══ GIVEN ENTRIES ══

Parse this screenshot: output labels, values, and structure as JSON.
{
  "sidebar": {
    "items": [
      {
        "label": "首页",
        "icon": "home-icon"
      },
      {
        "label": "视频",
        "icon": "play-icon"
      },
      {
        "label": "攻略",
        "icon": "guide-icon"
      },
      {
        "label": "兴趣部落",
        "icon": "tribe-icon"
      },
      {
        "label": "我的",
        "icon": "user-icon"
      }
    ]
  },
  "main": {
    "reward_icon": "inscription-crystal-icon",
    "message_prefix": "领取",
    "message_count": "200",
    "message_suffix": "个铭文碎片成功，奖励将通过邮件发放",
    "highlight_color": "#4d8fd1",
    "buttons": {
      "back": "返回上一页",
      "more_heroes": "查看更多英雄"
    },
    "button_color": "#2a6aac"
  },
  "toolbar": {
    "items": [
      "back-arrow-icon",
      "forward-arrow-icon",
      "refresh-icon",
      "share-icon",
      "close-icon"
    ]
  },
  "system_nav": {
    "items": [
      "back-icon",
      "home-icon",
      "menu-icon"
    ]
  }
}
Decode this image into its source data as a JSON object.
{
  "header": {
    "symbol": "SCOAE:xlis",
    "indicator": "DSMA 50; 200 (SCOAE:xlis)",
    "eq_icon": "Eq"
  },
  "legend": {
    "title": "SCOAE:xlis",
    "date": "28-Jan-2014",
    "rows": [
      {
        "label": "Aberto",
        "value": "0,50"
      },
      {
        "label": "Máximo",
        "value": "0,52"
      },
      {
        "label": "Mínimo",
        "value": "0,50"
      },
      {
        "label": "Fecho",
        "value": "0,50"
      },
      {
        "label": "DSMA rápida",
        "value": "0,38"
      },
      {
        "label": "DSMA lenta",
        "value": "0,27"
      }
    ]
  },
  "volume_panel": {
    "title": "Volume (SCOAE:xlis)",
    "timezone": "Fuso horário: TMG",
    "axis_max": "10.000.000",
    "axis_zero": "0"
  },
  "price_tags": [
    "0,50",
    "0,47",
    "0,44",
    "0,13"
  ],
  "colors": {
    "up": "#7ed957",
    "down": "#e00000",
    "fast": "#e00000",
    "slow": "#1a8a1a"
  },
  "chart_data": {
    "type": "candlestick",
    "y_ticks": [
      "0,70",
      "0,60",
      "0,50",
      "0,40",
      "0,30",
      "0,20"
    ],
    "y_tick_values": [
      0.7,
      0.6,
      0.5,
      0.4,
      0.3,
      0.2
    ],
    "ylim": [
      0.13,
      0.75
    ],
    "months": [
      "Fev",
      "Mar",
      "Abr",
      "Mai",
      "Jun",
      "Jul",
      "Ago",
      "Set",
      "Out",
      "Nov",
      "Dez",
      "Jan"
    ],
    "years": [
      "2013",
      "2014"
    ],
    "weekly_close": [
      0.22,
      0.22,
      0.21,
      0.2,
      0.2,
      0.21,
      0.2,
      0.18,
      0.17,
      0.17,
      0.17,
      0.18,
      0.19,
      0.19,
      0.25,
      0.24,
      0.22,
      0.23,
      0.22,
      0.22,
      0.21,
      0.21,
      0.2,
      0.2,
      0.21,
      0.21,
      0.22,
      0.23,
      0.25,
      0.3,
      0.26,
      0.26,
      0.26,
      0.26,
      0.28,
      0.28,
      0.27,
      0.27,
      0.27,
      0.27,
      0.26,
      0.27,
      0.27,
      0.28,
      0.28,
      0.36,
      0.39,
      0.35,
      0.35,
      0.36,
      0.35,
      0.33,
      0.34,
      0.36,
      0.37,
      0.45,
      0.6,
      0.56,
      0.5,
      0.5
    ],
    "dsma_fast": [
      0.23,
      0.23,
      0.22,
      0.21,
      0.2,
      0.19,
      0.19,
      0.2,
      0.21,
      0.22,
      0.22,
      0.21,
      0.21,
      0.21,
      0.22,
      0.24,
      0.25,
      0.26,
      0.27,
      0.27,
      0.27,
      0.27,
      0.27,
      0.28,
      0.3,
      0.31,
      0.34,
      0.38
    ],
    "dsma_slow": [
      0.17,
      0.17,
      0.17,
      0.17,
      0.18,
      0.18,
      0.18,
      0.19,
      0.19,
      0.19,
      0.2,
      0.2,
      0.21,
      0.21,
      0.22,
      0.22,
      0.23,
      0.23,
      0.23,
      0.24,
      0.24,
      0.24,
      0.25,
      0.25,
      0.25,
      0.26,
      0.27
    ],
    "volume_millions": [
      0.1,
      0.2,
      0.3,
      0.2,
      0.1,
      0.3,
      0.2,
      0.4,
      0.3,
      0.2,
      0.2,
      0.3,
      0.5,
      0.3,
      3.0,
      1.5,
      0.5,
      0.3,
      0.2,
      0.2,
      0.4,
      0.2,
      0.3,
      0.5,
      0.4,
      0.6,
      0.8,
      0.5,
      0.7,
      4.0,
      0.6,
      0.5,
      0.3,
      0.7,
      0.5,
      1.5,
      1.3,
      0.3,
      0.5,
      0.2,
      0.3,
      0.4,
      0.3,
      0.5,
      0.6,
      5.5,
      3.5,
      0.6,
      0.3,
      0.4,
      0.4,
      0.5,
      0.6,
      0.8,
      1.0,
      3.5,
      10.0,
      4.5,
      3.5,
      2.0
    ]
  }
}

═══

:: WHAT TO DO ::
Give an exact repetition of all the material.

:: EXERCISE ANSWER ::
Parse this screenshot: output labels, values, and structure as JSON.
{
  "sidebar": {
    "items": [
      {
        "label": "首页",
        "icon": "home-icon"
      },
      {
        "label": "视频",
        "icon": "play-icon"
      },
      {
        "label": "攻略",
        "icon": "guide-icon"
      },
      {
        "label": "兴趣部落",
        "icon": "tribe-icon"
      },
      {
        "label": "我的",
        "icon": "user-icon"
      }
    ]
  },
  "main": {
    "reward_icon": "inscription-crystal-icon",
    "message_prefix": "领取",
    "message_count": "200",
    "message_suffix": "个铭文碎片成功，奖励将通过邮件发放",
    "highlight_color": "#4d8fd1",
    "buttons": {
      "back": "返回上一页",
      "more_heroes": "查看更多英雄"
    },
    "button_color": "#2a6aac"
  },
  "toolbar": {
    "items": [
      "back-arrow-icon",
      "forward-arrow-icon",
      "refresh-icon",
      "share-icon",
      "close-icon"
    ]
  },
  "system_nav": {
    "items": [
      "back-icon",
      "home-icon",
      "menu-icon"
    ]
  }
}
Decode this image into its source data as a JSON object.
{
  "header": {
    "symbol": "SCOAE:xlis",
    "indicator": "DSMA 50; 200 (SCOAE:xlis)",
    "eq_icon": "Eq"
  },
  "legend": {
    "title": "SCOAE:xlis",
    "date": "28-Jan-2014",
    "rows": [
      {
        "label": "Aberto",
        "value": "0,50"
      },
      {
        "label": "Máximo",
        "value": "0,52"
      },
      {
        "label": "Mínimo",
        "value": "0,50"
      },
      {
        "label": "Fecho",
        "value": "0,50"
      },
      {
        "label": "DSMA rápida",
        "value": "0,38"
      },
      {
        "label": "DSMA lenta",
        "value": "0,27"
      }
    ]
  },
  "volume_panel": {
    "title": "Volume (SCOAE:xlis)",
    "timezone": "Fuso horário: TMG",
    "axis_max": "10.000.000",
    "axis_zero": "0"
  },
  "price_tags": [
    "0,50",
    "0,47",
    "0,44",
    "0,13"
  ],
  "colors": {
    "up": "#7ed957",
    "down": "#e00000",
    "fast": "#e00000",
    "slow": "#1a8a1a"
  },
  "chart_data": {
    "type": "candlestick",
    "y_ticks": [
      "0,70",
      "0,60",
      "0,50",
      "0,40",
      "0,30",
      "0,20"
    ],
    "y_tick_values": [
      0.7,
      0.6,
      0.5,
      0.4,
      0.3,
      0.2
    ],
    "ylim": [
      0.13,
      0.75
    ],
    "months": [
      "Fev",
      "Mar",
      "Abr",
      "Mai",
      "Jun",
      "Jul",
      "Ago",
      "Set",
      "Out",
      "Nov",
      "Dez",
      "Jan"
    ],
    "years": [
      "2013",
      "2014"
    ],
    "weekly_close": [
      0.22,
      0.22,
      0.21,
      0.2,
      0.2,
      0.21,
      0.2,
      0.18,
      0.17,
      0.17,
      0.17,
      0.18,
      0.19,
      0.19,
      0.25,
      0.24,
      0.22,
      0.23,
      0.22,
      0.22,
      0.21,
      0.21,
      0.2,
      0.2,
      0.21,
      0.21,
      0.22,
      0.23,
      0.25,
      0.3,
      0.26,
      0.26,
      0.26,
      0.26,
      0.28,
      0.28,
      0.27,
      0.27,
      0.27,
      0.27,
      0.26,
      0.27,
      0.27,
      0.28,
      0.28,
      0.36,
      0.39,
      0.35,
      0.35,
      0.36,
      0.35,
      0.33,
      0.34,
      0.36,
      0.37,
      0.45,
      0.6,
      0.56,
      0.5,
      0.5
    ],
    "dsma_fast": [
      0.23,
      0.23,
      0.22,
      0.21,
      0.2,
      0.19,
      0.19,
      0.2,
      0.21,
      0.22,
      0.22,
      0.21,
      0.21,
      0.21,
      0.22,
      0.24,
      0.25,
      0.26,
      0.27,
      0.27,
      0.27,
      0.27,
      0.27,
      0.28,
      0.3,
      0.31,
      0.34,
      0.38
    ],
    "dsma_slow": [
      0.17,
      0.17,
      0.17,
      0.17,
      0.18,
      0.18,
      0.18,
      0.19,
      0.19,
      0.19,
      0.2,
      0.2,
      0.21,
      0.21,
      0.22,
      0.22,
      0.23,
      0.23,
      0.23,
      0.24,
      0.24,
      0.24,
      0.25,
      0.25,
      0.25,
      0.26,
      0.27
    ],
    "volume_millions": [
      0.1,
      0.2,
      0.3,
      0.2,
      0.1,
      0.3,
      0.2,
      0.4,
      0.3,
      0.2,
      0.2,
      0.3,
      0.5,
      0.3,
      3.0,
      1.5,
      0.5,
      0.3,
      0.2,
      0.2,
      0.4,
      0.2,
      0.3,
      0.5,
      0.4,
      0.6,
      0.8,
      0.5,
      0.7,
      4.0,
      0.6,
      0.5,
      0.3,
      0.7,
      0.5,
      1.5,
      1.3,
      0.3,
      0.5,
      0.2,
      0.3,
      0.4,
      0.3,
      0.5,
      0.6,
      5.5,
      3.5,
      0.6,
      0.3,
      0.4,
      0.4,
      0.5,
      0.6,
      0.8,
      1.0,
      3.5,
      10.0,
      4.5,
      3.5,
      2.0
    ]
  }
}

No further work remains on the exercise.